Prompt: Reproduce the data in its entirety, exactly as supplied.

Raw records:

────────

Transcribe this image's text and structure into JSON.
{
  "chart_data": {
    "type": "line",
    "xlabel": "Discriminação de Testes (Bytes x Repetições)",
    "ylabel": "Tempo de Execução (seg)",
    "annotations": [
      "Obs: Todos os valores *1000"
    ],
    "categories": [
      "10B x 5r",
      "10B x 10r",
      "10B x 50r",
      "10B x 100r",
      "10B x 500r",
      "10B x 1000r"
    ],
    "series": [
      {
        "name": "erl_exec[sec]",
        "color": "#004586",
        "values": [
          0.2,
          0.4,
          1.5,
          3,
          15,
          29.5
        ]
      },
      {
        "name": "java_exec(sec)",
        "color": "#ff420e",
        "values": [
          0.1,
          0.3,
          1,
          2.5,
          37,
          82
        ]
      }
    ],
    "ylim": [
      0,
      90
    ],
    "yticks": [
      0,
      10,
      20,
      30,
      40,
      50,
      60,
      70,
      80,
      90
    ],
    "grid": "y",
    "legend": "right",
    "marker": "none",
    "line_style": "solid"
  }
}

────────

Output:
Transcribe this image's text and structure into JSON.
{
  "chart_data": {
    "type": "line",
    "xlabel": "Discriminação de Testes (Bytes x Repetições)",
    "ylabel": "Tempo de Execução (seg)",
    "annotations": [
      "Obs: Todos os valores *1000"
    ],
    "categories": [
      "10B x 5r",
      "10B x 10r",
      "10B x 50r",
      "10B x 100r",
      "10B x 500r",
      "10B x 1000r"
    ],
    "series": [
      {
        "name": "erl_exec[sec]",
        "color": "#004586",
        "values": [
          0.2,
          0.4,
          1.5,
          3,
          15,
          29.5
        ]
      },
      {
        "name": "java_exec(sec)",
        "color": "#ff420e",
        "values": [
          0.1,
          0.3,
          1,
          2.5,
          37,
          82
        ]
      }
    ],
    "ylim": [
      0,
      90
    ],
    "yticks": [
      0,
      10,
      20,
      30,
      40,
      50,
      60,
      70,
      80,
      90
    ],
    "grid": "y",
    "legend": "right",
    "marker": "none",
    "line_style": "solid"
  }
}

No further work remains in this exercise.